*DESCRIPTION OF THE TASK*
State how many lines in the rows below contain the string "icon", treating case as significant. Reply with the number only.

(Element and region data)
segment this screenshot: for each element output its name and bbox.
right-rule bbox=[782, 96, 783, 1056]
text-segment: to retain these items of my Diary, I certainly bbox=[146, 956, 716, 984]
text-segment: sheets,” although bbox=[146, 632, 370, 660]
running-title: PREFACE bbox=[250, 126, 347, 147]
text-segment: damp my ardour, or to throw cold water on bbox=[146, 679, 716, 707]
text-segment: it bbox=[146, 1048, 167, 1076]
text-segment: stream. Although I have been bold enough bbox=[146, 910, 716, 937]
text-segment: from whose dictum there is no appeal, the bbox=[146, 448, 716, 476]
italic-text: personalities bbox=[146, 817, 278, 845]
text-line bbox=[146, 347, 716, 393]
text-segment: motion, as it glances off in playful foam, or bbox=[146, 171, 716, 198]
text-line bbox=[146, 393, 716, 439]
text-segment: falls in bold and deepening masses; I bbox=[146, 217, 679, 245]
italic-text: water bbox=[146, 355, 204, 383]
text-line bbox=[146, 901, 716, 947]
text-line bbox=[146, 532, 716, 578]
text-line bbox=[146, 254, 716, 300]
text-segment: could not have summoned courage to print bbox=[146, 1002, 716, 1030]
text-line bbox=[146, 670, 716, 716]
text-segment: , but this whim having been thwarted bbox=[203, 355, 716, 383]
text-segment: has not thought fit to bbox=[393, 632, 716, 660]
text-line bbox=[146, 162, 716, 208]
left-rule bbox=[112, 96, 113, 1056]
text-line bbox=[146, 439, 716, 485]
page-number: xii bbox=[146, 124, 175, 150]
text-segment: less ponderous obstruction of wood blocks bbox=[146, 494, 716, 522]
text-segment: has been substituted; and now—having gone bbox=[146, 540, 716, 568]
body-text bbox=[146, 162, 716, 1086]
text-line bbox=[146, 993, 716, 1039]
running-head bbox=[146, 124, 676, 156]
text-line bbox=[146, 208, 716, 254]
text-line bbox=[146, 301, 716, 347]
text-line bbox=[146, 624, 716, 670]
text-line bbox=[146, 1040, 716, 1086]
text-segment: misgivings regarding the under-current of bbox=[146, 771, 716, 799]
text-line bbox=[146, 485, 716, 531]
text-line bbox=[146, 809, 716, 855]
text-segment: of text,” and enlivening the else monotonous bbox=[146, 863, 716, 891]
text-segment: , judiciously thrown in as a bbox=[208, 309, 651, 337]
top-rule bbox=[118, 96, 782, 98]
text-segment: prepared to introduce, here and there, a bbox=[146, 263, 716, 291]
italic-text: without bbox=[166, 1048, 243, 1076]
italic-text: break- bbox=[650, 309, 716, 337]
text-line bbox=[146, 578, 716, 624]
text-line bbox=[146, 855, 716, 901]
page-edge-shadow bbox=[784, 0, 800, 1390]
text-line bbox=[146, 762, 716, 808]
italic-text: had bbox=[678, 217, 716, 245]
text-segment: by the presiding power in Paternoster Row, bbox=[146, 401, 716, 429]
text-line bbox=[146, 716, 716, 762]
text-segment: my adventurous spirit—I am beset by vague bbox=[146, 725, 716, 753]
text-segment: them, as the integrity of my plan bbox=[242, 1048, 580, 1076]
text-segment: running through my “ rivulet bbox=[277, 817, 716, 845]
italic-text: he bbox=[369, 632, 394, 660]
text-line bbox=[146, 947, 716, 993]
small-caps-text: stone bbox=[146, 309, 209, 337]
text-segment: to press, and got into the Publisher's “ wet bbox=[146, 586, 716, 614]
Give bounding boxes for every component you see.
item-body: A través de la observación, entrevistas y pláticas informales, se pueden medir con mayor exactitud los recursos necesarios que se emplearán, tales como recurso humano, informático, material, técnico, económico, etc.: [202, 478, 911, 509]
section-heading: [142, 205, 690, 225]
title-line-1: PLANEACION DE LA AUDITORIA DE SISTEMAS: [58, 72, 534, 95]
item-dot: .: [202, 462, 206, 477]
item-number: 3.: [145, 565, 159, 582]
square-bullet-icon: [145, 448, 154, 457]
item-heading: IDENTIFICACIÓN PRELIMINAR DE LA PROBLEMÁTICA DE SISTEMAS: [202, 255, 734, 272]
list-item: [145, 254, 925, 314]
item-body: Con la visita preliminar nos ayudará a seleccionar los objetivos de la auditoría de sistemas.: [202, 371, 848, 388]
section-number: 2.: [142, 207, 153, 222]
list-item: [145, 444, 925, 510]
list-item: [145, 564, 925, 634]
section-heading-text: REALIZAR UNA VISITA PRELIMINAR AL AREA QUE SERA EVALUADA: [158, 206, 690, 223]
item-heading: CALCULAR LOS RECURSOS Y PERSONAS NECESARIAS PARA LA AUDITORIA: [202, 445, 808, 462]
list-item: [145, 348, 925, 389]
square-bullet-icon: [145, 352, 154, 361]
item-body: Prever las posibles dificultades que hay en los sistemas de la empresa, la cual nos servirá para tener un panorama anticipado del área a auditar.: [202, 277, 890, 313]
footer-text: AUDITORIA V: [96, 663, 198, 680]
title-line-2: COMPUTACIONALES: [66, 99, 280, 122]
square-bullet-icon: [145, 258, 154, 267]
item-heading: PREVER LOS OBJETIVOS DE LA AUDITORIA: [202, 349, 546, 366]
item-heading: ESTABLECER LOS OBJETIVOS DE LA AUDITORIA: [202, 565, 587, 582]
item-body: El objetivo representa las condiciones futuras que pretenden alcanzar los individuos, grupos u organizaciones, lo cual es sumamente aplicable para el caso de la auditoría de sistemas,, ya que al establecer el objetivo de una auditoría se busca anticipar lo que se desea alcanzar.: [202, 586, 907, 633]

*FINISHED TASK*
3